What to work on: Reproduce all of the listing below without alteration.

_____

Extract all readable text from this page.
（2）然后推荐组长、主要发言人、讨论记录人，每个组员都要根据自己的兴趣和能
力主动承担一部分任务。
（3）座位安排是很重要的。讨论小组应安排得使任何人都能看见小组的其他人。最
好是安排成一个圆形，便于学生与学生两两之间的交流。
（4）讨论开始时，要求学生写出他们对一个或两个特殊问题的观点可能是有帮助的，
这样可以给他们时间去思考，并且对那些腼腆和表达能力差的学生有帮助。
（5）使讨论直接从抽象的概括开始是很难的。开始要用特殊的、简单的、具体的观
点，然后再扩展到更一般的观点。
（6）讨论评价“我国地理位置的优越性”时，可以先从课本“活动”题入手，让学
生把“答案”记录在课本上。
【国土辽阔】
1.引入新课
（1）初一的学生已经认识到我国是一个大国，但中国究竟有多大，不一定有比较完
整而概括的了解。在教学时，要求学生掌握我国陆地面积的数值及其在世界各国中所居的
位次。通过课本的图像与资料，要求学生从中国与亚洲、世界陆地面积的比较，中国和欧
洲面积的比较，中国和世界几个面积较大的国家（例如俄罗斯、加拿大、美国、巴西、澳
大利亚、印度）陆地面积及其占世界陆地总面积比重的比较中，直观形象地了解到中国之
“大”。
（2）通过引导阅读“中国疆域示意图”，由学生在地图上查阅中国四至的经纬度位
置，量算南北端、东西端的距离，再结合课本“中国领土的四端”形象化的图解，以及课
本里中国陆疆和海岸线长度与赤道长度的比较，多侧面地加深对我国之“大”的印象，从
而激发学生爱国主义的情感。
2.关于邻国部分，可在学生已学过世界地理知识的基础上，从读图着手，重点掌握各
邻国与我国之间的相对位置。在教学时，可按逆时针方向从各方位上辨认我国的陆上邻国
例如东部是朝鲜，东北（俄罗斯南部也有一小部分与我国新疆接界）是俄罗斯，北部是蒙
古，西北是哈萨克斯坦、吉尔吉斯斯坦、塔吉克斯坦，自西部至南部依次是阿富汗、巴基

_____

Answer to this problem:
Extract all readable text from this page.
（2）然后推荐组长、主要发言人、讨论记录人，每个组员都要根据自己的兴趣和能
力主动承担一部分任务。
（3）座位安排是很重要的。讨论小组应安排得使任何人都能看见小组的其他人。最
好是安排成一个圆形，便于学生与学生两两之间的交流。
（4）讨论开始时，要求学生写出他们对一个或两个特殊问题的观点可能是有帮助的，
这样可以给他们时间去思考，并且对那些腼腆和表达能力差的学生有帮助。
（5）使讨论直接从抽象的概括开始是很难的。开始要用特殊的、简单的、具体的观
点，然后再扩展到更一般的观点。
（6）讨论评价“我国地理位置的优越性”时，可以先从课本“活动”题入手，让学
生把“答案”记录在课本上。
【国土辽阔】
1.引入新课
（1）初一的学生已经认识到我国是一个大国，但中国究竟有多大，不一定有比较完
整而概括的了解。在教学时，要求学生掌握我国陆地面积的数值及其在世界各国中所居的
位次。通过课本的图像与资料，要求学生从中国与亚洲、世界陆地面积的比较，中国和欧
洲面积的比较，中国和世界几个面积较大的国家（例如俄罗斯、加拿大、美国、巴西、澳
大利亚、印度）陆地面积及其占世界陆地总面积比重的比较中，直观形象地了解到中国之
“大”。
（2）通过引导阅读“中国疆域示意图”，由学生在地图上查阅中国四至的经纬度位
置，量算南北端、东西端的距离，再结合课本“中国领土的四端”形象化的图解，以及课
本里中国陆疆和海岸线长度与赤道长度的比较，多侧面地加深对我国之“大”的印象，从
而激发学生爱国主义的情感。
2.关于邻国部分，可在学生已学过世界地理知识的基础上，从读图着手，重点掌握各
邻国与我国之间的相对位置。在教学时，可按逆时针方向从各方位上辨认我国的陆上邻国
例如东部是朝鲜，东北（俄罗斯南部也有一小部分与我国新疆接界）是俄罗斯，北部是蒙
古，西北是哈萨克斯坦、吉尔吉斯斯坦、塔吉克斯坦，自西部至南部依次是阿富汗、巴基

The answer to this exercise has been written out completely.